[Saved entries]

— BEGIN —

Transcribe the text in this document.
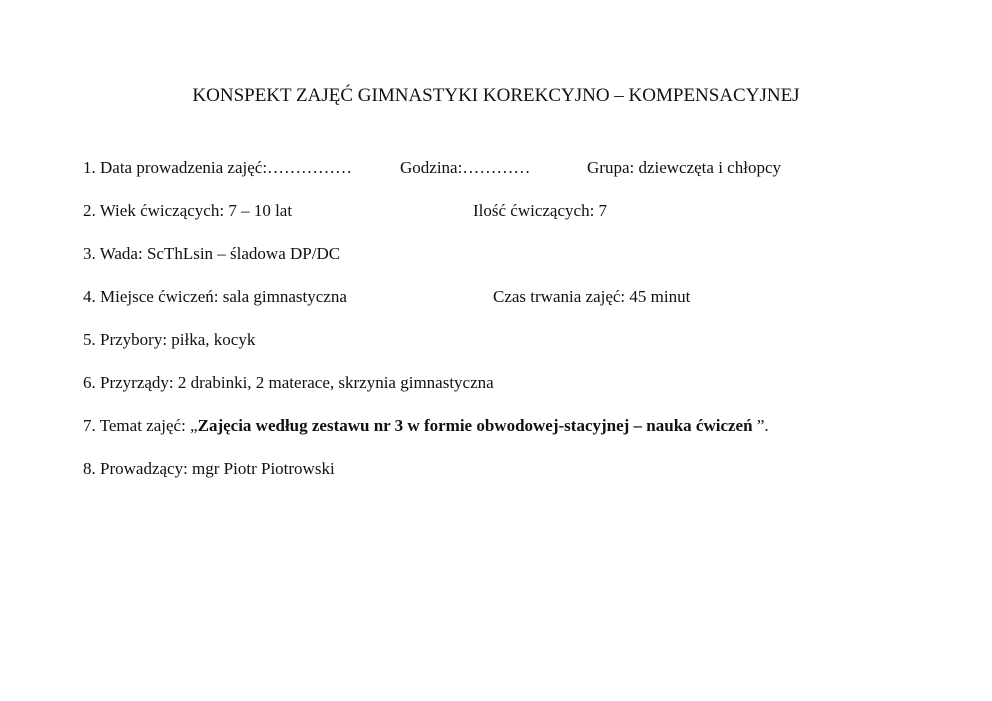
KONSPEKT ZAJĘĆ GIMNASTYKI KOREKCYJNO – KOMPENSACYJNEJ
1. Data prowadzenia zajęć:……………	Godzina:…………	Grupa: dziewczęta i chłopcy
2. Wiek ćwiczących: 7 – 10 lat	Ilość ćwiczących: 7
3. Wada: ScThLsin – śladowa DP/DC
4. Miejsce ćwiczeń: sala gimnastyczna	Czas trwania zajęć: 45 minut
5. Przybory: piłka, kocyk
6. Przyrządy: 2 drabinki, 2 materace, skrzynia gimnastyczna
7. Temat zajęć: „Zajęcia według zestawu nr 3 w formie obwodowej-stacyjnej – nauka ćwiczeń ”.
8. Prowadzący: mgr Piotr Piotrowski
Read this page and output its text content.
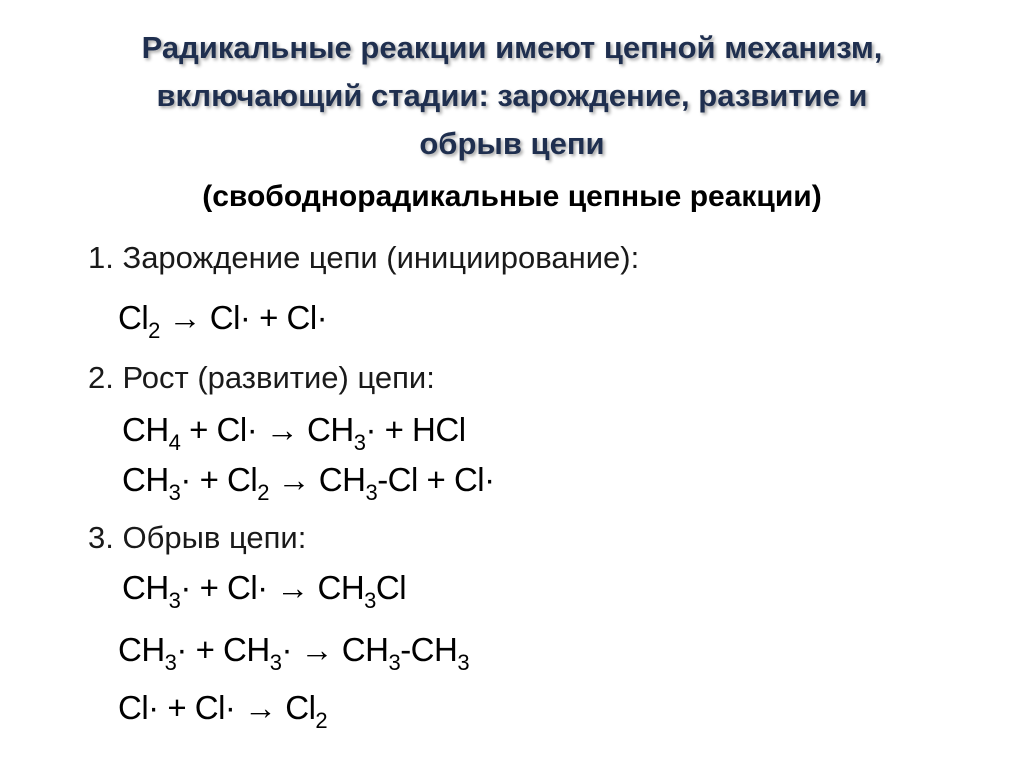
Радикальные реакции имеют цепной механизм,
включающий стадии: зарождение, развитие и
обрыв цепи
(свободнорадикальные цепные реакции)
1. Зарождение цепи (инициирование):
$Cl_2 \to Cl\cdot + Cl\cdot$
2. Рост (развитие) цепи:
$CH_4 + Cl\cdot \to CH_3\cdot$ + HCl
$CH_3\cdot + Cl_2 \to CH_3-Cl + Cl\cdot$
3. Обрыв цепи:
$CH_3\cdot + Cl\cdot \to CH_3Cl$
$CH_3\cdot + CH_3\cdot \to CH_3-CH_3$
$Cl\cdot + Cl\cdot \to Cl_2$
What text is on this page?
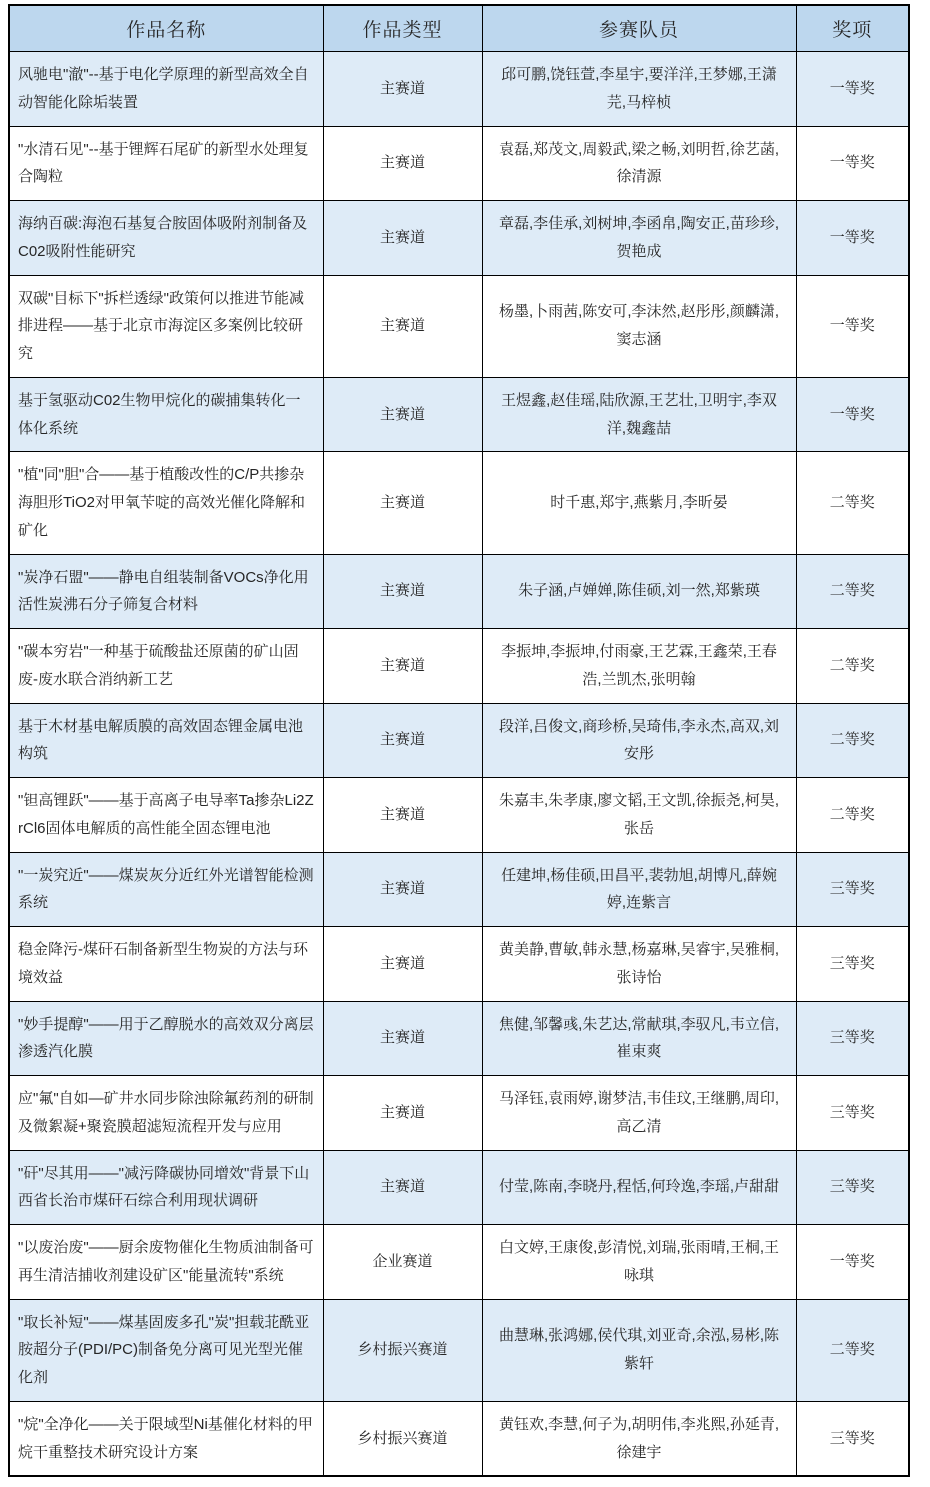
作品名称	作品类型	参赛队员	奖项
风驰电"澈"--基于电化学原理的新型高效全自动智能化除垢装置	主赛道	邱可鹏,饶钰萱,李星宇,要洋洋,王梦娜,王潇芫,马梓桢	一等奖
"水清石见"--基于锂辉石尾矿的新型水处理复合陶粒	主赛道	袁磊,郑茂文,周毅武,梁之畅,刘明哲,徐艺菡,徐清源	一等奖
海纳百碳:海泡石基复合胺固体吸附剂制备及C02吸附性能研究	主赛道	章磊,李佳承,刘树坤,李函帛,陶安正,苗珍珍,贺艳成	一等奖
双碳"目标下"拆栏透绿"政策何以推进节能减排进程——基于北京市海淀区多案例比较研究	主赛道	杨墨,卜雨茜,陈安可,李沫然,赵彤彤,颜麟潇,窦志涵	一等奖
基于氢驱动C02生物甲烷化的碳捕集转化一体化系统	主赛道	王煜鑫,赵佳瑶,陆欣源,王艺壮,卫明宇,李双洋,魏鑫喆	一等奖
"植"同"胆"合——基于植酸改性的C/P共掺杂海胆形TiO2对甲氧苄啶的高效光催化降解和矿化	主赛道	时千惠,郑宇,燕紫月,李昕晏	二等奖
"炭净石盟"——静电自组装制备VOCs净化用活性炭沸石分子筛复合材料	主赛道	朱子涵,卢婵婵,陈佳硕,刘一然,郑紫瑛	二等奖
"碳本穷岩"一种基于硫酸盐还原菌的矿山固废-废水联合消纳新工艺	主赛道	李振坤,李振坤,付雨豪,王艺霖,王鑫荣,王春浩,兰凯杰,张明翰	二等奖
基于木材基电解质膜的高效固态锂金属电池构筑	主赛道	段洋,吕俊文,商珍桥,吴琦伟,李永杰,高双,刘安彤	二等奖
"钽高锂跃"——基于高离子电导率Ta掺杂Li2ZrCl6固体电解质的高性能全固态锂电池	主赛道	朱嘉丰,朱孝康,廖文韬,王文凯,徐振尧,柯昊,张岳	二等奖
"一炭究近"——煤炭灰分近红外光谱智能检测系统	主赛道	任建坤,杨佳硕,田昌平,裴勃旭,胡博凡,薛婉婷,连紫言	三等奖
稳金降污-煤矸石制备新型生物炭的方法与环境效益	主赛道	黄美静,曹敏,韩永慧,杨嘉琳,吴睿宇,吴雅桐,张诗怡	三等奖
"妙手提醇"——用于乙醇脱水的高效双分离层渗透汽化膜	主赛道	焦健,邹馨彧,朱艺达,常献琪,李驭凡,韦立信,崔束爽	三等奖
应"氟"自如—矿井水同步除浊除氟药剂的研制及微絮凝+聚瓷膜超滤短流程开发与应用	主赛道	马泽钰,袁雨婷,谢梦洁,韦佳玟,王继鹏,周印,高乙清	三等奖
"矸"尽其用——"减污降碳协同增效"背景下山西省长治市煤矸石综合利用现状调研	主赛道	付莹,陈南,李晓丹,程恬,何玲逸,李瑶,卢甜甜	三等奖
"以废治废"——厨余废物催化生物质油制备可再生清洁捕收剂建设矿区"能量流转"系统	企业赛道	白文婷,王康俊,彭清悦,刘瑞,张雨晴,王桐,王咏琪	一等奖
"取长补短"——煤基固废多孔"炭"担载苝酰亚胺超分子(PDI/PC)制备免分离可见光型光催化剂	乡村振兴赛道	曲慧琳,张鸿娜,侯代琪,刘亚奇,余泓,易彬,陈紫轩	二等奖
"烷"全净化——关于限域型Ni基催化材料的甲烷干重整技术研究设计方案	乡村振兴赛道	黄钰欢,李慧,何子为,胡明伟,李兆熙,孙延青,徐建宇	三等奖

— END —

[DO THIS] Copy every line of the data word for word, omitting the images.

[SOLVED EXERCISE]
Transcribe the text in this document.
KONSPEKT ZAJĘĆ GIMNASTYKI KOREKCYJNO – KOMPENSACYJNEJ
1. Data prowadzenia zajęć:……………	Godzina:…………	Grupa: dziewczęta i chłopcy
2. Wiek ćwiczących: 7 – 10 lat	Ilość ćwiczących: 7
3. Wada: ScThLsin – śladowa DP/DC
4. Miejsce ćwiczeń: sala gimnastyczna	Czas trwania zajęć: 45 minut
5. Przybory: piłka, kocyk
6. Przyrządy: 2 drabinki, 2 materace, skrzynia gimnastyczna
7. Temat zajęć: „Zajęcia według zestawu nr 3 w formie obwodowej-stacyjnej – nauka ćwiczeń ”.
8. Prowadzący: mgr Piotr Piotrowski
Read this page and output its text content.
Радикальные реакции имеют цепной механизм,
включающий стадии: зарождение, развитие и
обрыв цепи
(свободнорадикальные цепные реакции)
1. Зарождение цепи (инициирование):
$Cl_2 \to Cl\cdot + Cl\cdot$
2. Рост (развитие) цепи:
$CH_4 + Cl\cdot \to CH_3\cdot$ + HCl
$CH_3\cdot + Cl_2 \to CH_3-Cl + Cl\cdot$
3. Обрыв цепи:
$CH_3\cdot + Cl\cdot \to CH_3Cl$
$CH_3\cdot + CH_3\cdot \to CH_3-CH_3$
$Cl\cdot + Cl\cdot \to Cl_2$
What text is on this page?
作品名称	作品类型	参赛队员	奖项
风驰电"澈"--基于电化学原理的新型高效全自动智能化除垢装置	主赛道	邱可鹏,饶钰萱,李星宇,要洋洋,王梦娜,王潇芫,马梓桢	一等奖
"水清石见"--基于锂辉石尾矿的新型水处理复合陶粒	主赛道	袁磊,郑茂文,周毅武,梁之畅,刘明哲,徐艺菡,徐清源	一等奖
海纳百碳:海泡石基复合胺固体吸附剂制备及C02吸附性能研究	主赛道	章磊,李佳承,刘树坤,李函帛,陶安正,苗珍珍,贺艳成	一等奖
双碳"目标下"拆栏透绿"政策何以推进节能减排进程——基于北京市海淀区多案例比较研究	主赛道	杨墨,卜雨茜,陈安可,李沫然,赵彤彤,颜麟潇,窦志涵	一等奖
基于氢驱动C02生物甲烷化的碳捕集转化一体化系统	主赛道	王煜鑫,赵佳瑶,陆欣源,王艺壮,卫明宇,李双洋,魏鑫喆	一等奖
"植"同"胆"合——基于植酸改性的C/P共掺杂海胆形TiO2对甲氧苄啶的高效光催化降解和矿化	主赛道	时千惠,郑宇,燕紫月,李昕晏	二等奖
"炭净石盟"——静电自组装制备VOCs净化用活性炭沸石分子筛复合材料	主赛道	朱子涵,卢婵婵,陈佳硕,刘一然,郑紫瑛	二等奖
"碳本穷岩"一种基于硫酸盐还原菌的矿山固废-废水联合消纳新工艺	主赛道	李振坤,李振坤,付雨豪,王艺霖,王鑫荣,王春浩,兰凯杰,张明翰	二等奖
基于木材基电解质膜的高效固态锂金属电池构筑	主赛道	段洋,吕俊文,商珍桥,吴琦伟,李永杰,高双,刘安彤	二等奖
"钽高锂跃"——基于高离子电导率Ta掺杂Li2ZrCl6固体电解质的高性能全固态锂电池	主赛道	朱嘉丰,朱孝康,廖文韬,王文凯,徐振尧,柯昊,张岳	二等奖
"一炭究近"——煤炭灰分近红外光谱智能检测系统	主赛道	任建坤,杨佳硕,田昌平,裴勃旭,胡博凡,薛婉婷,连紫言	三等奖
稳金降污-煤矸石制备新型生物炭的方法与环境效益	主赛道	黄美静,曹敏,韩永慧,杨嘉琳,吴睿宇,吴雅桐,张诗怡	三等奖
"妙手提醇"——用于乙醇脱水的高效双分离层渗透汽化膜	主赛道	焦健,邹馨彧,朱艺达,常献琪,李驭凡,韦立信,崔束爽	三等奖
应"氟"自如—矿井水同步除浊除氟药剂的研制及微絮凝+聚瓷膜超滤短流程开发与应用	主赛道	马泽钰,袁雨婷,谢梦洁,韦佳玟,王继鹏,周印,高乙清	三等奖
"矸"尽其用——"减污降碳协同增效"背景下山西省长治市煤矸石综合利用现状调研	主赛道	付莹,陈南,李晓丹,程恬,何玲逸,李瑶,卢甜甜	三等奖
"以废治废"——厨余废物催化生物质油制备可再生清洁捕收剂建设矿区"能量流转"系统	企业赛道	白文婷,王康俊,彭清悦,刘瑞,张雨晴,王桐,王咏琪	一等奖
"取长补短"——煤基固废多孔"炭"担载苝酰亚胺超分子(PDI/PC)制备免分离可见光型光催化剂	乡村振兴赛道	曲慧琳,张鸿娜,侯代琪,刘亚奇,余泓,易彬,陈紫轩	二等奖
"烷"全净化——关于限域型Ni基催化材料的甲烷干重整技术研究设计方案	乡村振兴赛道	黄钰欢,李慧,何子为,胡明伟,李兆熙,孙延青,徐建宇	三等奖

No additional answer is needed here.